To be done: Count every line that holds the string "cell", and report the number alone.

Available records:
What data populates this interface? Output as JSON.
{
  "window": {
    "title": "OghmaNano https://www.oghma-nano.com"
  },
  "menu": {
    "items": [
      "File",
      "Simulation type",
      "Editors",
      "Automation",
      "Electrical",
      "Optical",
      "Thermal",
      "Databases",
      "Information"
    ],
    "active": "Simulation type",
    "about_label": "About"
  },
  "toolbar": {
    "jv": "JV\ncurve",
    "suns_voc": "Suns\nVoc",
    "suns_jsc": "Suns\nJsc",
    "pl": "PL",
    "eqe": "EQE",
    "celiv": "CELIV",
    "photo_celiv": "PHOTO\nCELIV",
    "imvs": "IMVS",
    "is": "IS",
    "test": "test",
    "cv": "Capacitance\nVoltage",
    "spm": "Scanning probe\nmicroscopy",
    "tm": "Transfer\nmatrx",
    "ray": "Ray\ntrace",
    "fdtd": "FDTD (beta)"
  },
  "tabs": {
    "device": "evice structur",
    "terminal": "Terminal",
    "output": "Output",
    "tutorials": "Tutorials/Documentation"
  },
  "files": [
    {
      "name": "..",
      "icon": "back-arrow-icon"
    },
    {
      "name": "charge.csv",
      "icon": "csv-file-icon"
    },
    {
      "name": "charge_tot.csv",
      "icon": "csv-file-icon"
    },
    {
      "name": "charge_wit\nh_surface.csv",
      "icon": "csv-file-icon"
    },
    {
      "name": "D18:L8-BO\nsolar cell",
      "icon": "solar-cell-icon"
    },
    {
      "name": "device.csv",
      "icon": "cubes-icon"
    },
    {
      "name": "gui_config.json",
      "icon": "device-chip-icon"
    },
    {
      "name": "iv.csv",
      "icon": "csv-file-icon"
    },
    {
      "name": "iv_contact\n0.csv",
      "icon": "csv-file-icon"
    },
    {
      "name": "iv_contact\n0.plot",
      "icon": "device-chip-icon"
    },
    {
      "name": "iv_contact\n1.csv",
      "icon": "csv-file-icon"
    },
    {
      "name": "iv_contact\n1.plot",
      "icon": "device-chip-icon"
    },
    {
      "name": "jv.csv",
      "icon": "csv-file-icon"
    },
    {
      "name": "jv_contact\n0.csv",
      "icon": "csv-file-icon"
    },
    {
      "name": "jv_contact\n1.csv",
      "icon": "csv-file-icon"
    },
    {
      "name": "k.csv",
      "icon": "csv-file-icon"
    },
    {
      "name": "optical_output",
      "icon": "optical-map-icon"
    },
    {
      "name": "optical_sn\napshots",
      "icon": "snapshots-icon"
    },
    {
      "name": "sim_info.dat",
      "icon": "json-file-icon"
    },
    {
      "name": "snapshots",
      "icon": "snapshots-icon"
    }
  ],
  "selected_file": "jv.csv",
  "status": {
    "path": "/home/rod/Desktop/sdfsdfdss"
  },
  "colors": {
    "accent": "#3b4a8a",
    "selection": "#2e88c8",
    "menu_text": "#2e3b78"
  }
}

Final result: 2